▶ **Directions for this task**
In the listing below, how many lines contain the word "then"? Please respond with the number only.

▶ **Stored rows**
┌────────

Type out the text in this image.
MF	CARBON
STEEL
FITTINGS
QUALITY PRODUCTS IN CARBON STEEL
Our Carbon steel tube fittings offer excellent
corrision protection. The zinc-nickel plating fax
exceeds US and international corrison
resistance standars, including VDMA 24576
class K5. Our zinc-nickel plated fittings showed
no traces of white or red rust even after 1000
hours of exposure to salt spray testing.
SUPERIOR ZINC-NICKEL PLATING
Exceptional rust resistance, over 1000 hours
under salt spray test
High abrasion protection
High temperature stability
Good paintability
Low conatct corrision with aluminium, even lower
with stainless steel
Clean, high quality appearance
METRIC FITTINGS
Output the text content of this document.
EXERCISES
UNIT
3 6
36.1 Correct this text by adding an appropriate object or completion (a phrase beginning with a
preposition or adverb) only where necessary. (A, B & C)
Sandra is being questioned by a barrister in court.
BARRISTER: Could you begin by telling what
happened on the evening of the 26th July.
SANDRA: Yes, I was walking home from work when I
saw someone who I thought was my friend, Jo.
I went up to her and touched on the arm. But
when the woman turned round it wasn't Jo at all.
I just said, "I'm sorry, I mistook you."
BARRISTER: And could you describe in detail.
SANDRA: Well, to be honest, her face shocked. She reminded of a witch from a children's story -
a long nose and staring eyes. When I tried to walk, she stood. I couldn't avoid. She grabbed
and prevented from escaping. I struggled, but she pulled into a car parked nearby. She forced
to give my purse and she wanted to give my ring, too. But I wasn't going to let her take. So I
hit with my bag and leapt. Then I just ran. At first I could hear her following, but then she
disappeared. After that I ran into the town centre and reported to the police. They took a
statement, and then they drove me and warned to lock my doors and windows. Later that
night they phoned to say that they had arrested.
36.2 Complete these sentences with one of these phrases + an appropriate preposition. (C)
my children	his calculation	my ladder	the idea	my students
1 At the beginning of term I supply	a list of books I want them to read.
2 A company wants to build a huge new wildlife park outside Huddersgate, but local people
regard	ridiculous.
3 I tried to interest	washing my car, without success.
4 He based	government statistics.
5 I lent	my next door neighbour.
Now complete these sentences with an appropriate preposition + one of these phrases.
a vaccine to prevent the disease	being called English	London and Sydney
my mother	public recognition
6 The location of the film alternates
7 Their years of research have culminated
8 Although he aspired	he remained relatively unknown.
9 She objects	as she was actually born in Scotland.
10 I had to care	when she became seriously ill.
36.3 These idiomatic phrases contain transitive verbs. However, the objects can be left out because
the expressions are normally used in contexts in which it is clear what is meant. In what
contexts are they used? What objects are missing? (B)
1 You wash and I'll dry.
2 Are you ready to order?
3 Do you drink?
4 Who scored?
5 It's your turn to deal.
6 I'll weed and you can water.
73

└────────

▶ **Final result**
2